• PROBLEM DETAILS:
Of the lines in the listing below, how many hold "color"? Answer with the number only.
>>>>>
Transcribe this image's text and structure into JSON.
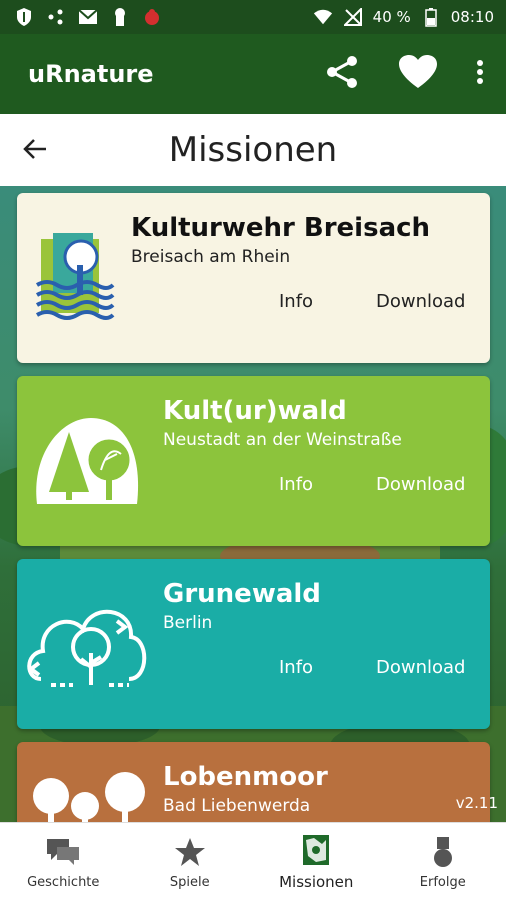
{
  "status_bar": {
    "battery": "40 %",
    "time": "08:10"
  },
  "app_bar": {
    "title": "uRnature"
  },
  "page": {
    "title": "Missionen"
  },
  "missions": [
    {
      "title": "Kulturwehr Breisach",
      "location": "Breisach am Rhein",
      "info_label": "Info",
      "download_label": "Download",
      "color": "#f8f4e3"
    },
    {
      "title": "Kult(ur)wald",
      "location": "Neustadt an der Weinstraße",
      "info_label": "Info",
      "download_label": "Download",
      "color": "#8cc43c"
    },
    {
      "title": "Grunewald",
      "location": "Berlin",
      "info_label": "Info",
      "download_label": "Download",
      "color": "#1aada6"
    },
    {
      "title": "Lobenmoor",
      "location": "Bad Liebenwerda",
      "color": "#b8703e"
    }
  ],
  "version": "v2.11",
  "bottom_nav": [
    {
      "label": "Geschichte",
      "icon": "chat-icon"
    },
    {
      "label": "Spiele",
      "icon": "star-icon"
    },
    {
      "label": "Missionen",
      "icon": "map-icon",
      "active": true
    },
    {
      "label": "Erfolge",
      "icon": "medal-icon"
    }
  ]
}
<<<<<
• FULL ANSWER:
4